- [Exercise instructions] Without the pictures, can you quote each line below exactly?

- [Dataset items]
+ + +
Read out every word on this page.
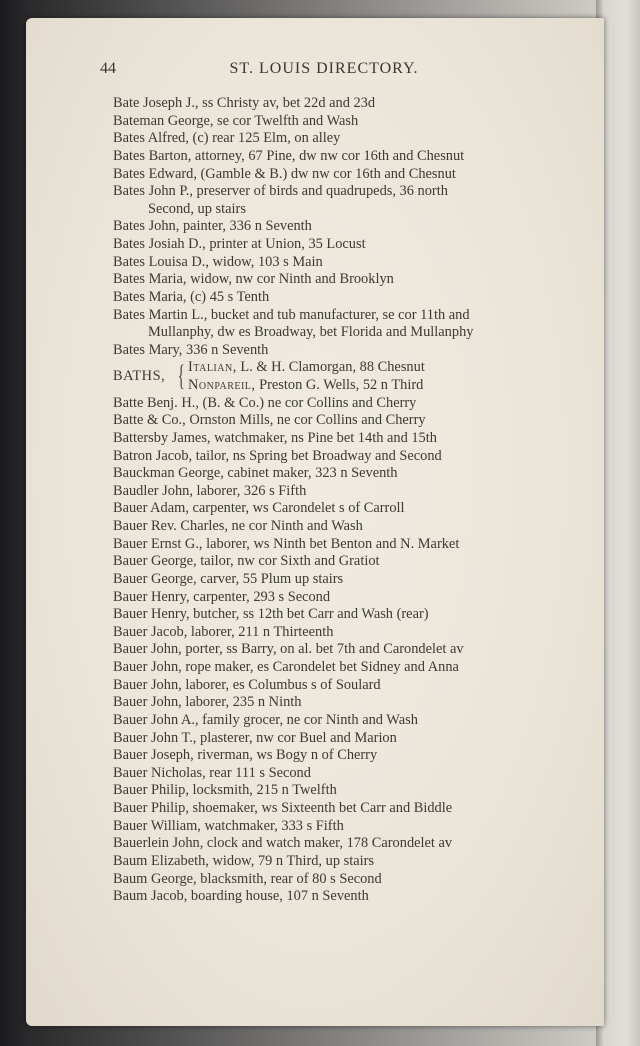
44	ST. LOUIS DIRECTORY.
Bate Joseph J., ss Christy av, bet 22d and 23d
Bateman George, se cor Twelfth and Wash
Bates Alfred, (c) rear 125 Elm, on alley
Bates Barton, attorney, 67 Pine, dw nw cor 16th and Chesnut
Bates Edward, (Gamble & B.) dw nw cor 16th and Chesnut
Bates John P., preserver of birds and quadrupeds, 36 north
Second, up stairs
Bates John, painter, 336 n Seventh
Bates Josiah D., printer at Union, 35 Locust
Bates Louisa D., widow, 103 s Main
Bates Maria, widow, nw cor Ninth and Brooklyn
Bates Maria, (c) 45 s Tenth
Bates Martin L., bucket and tub manufacturer, se cor 11th and
Mullanphy, dw es Broadway, bet Florida and Mullanphy
Bates Mary, 336 n Seventh
BATHS, { Italian, L. & H. Clamorgan, 88 Chesnut
Nonpareil, Preston G. Wells, 52 n Third
Batte Benj. H., (B. & Co.) ne cor Collins and Cherry
Batte & Co., Ornston Mills, ne cor Collins and Cherry
Battersby James, watchmaker, ns Pine bet 14th and 15th
Batron Jacob, tailor, ns Spring bet Broadway and Second
Bauckman George, cabinet maker, 323 n Seventh
Baudler John, laborer, 326 s Fifth
Bauer Adam, carpenter, ws Carondelet s of Carroll
Bauer Rev. Charles, ne cor Ninth and Wash
Bauer Ernst G., laborer, ws Ninth bet Benton and N. Market
Bauer George, tailor, nw cor Sixth and Gratiot
Bauer George, carver, 55 Plum up stairs
Bauer Henry, carpenter, 293 s Second
Bauer Henry, butcher, ss 12th bet Carr and Wash (rear)
Bauer Jacob, laborer, 211 n Thirteenth
Bauer John, porter, ss Barry, on al. bet 7th and Carondelet av
Bauer John, rope maker, es Carondelet bet Sidney and Anna
Bauer John, laborer, es Columbus s of Soulard
Bauer John, laborer, 235 n Ninth
Bauer John A., family grocer, ne cor Ninth and Wash
Bauer John T., plasterer, nw cor Buel and Marion
Bauer Joseph, riverman, ws Bogy n of Cherry
Bauer Nicholas, rear 111 s Second
Bauer Philip, locksmith, 215 n Twelfth
Bauer Philip, shoemaker, ws Sixteenth bet Carr and Biddle
Bauer William, watchmaker, 333 s Fifth
Bauerlein John, clock and watch maker, 178 Carondelet av
Baum Elizabeth, widow, 79 n Third, up stairs
Baum George, blacksmith, rear of 80 s Second
Baum Jacob, boarding house, 107 n Seventh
+ + +
- [Written response]
Read out every word on this page.
44	ST. LOUIS DIRECTORY.
Bate Joseph J., ss Christy av, bet 22d and 23d
Bateman George, se cor Twelfth and Wash
Bates Alfred, (c) rear 125 Elm, on alley
Bates Barton, attorney, 67 Pine, dw nw cor 16th and Chesnut
Bates Edward, (Gamble & B.) dw nw cor 16th and Chesnut
Bates John P., preserver of birds and quadrupeds, 36 north
Second, up stairs
Bates John, painter, 336 n Seventh
Bates Josiah D., printer at Union, 35 Locust
Bates Louisa D., widow, 103 s Main
Bates Maria, widow, nw cor Ninth and Brooklyn
Bates Maria, (c) 45 s Tenth
Bates Martin L., bucket and tub manufacturer, se cor 11th and
Mullanphy, dw es Broadway, bet Florida and Mullanphy
Bates Mary, 336 n Seventh
BATHS, { Italian, L. & H. Clamorgan, 88 Chesnut
Nonpareil, Preston G. Wells, 52 n Third
Batte Benj. H., (B. & Co.) ne cor Collins and Cherry
Batte & Co., Ornston Mills, ne cor Collins and Cherry
Battersby James, watchmaker, ns Pine bet 14th and 15th
Batron Jacob, tailor, ns Spring bet Broadway and Second
Bauckman George, cabinet maker, 323 n Seventh
Baudler John, laborer, 326 s Fifth
Bauer Adam, carpenter, ws Carondelet s of Carroll
Bauer Rev. Charles, ne cor Ninth and Wash
Bauer Ernst G., laborer, ws Ninth bet Benton and N. Market
Bauer George, tailor, nw cor Sixth and Gratiot
Bauer George, carver, 55 Plum up stairs
Bauer Henry, carpenter, 293 s Second
Bauer Henry, butcher, ss 12th bet Carr and Wash (rear)
Bauer Jacob, laborer, 211 n Thirteenth
Bauer John, porter, ss Barry, on al. bet 7th and Carondelet av
Bauer John, rope maker, es Carondelet bet Sidney and Anna
Bauer John, laborer, es Columbus s of Soulard
Bauer John, laborer, 235 n Ninth
Bauer John A., family grocer, ne cor Ninth and Wash
Bauer John T., plasterer, nw cor Buel and Marion
Bauer Joseph, riverman, ws Bogy n of Cherry
Bauer Nicholas, rear 111 s Second
Bauer Philip, locksmith, 215 n Twelfth
Bauer Philip, shoemaker, ws Sixteenth bet Carr and Biddle
Bauer William, watchmaker, 333 s Fifth
Bauerlein John, clock and watch maker, 178 Carondelet av
Baum Elizabeth, widow, 79 n Third, up stairs
Baum George, blacksmith, rear of 80 s Second
Baum Jacob, boarding house, 107 n Seventh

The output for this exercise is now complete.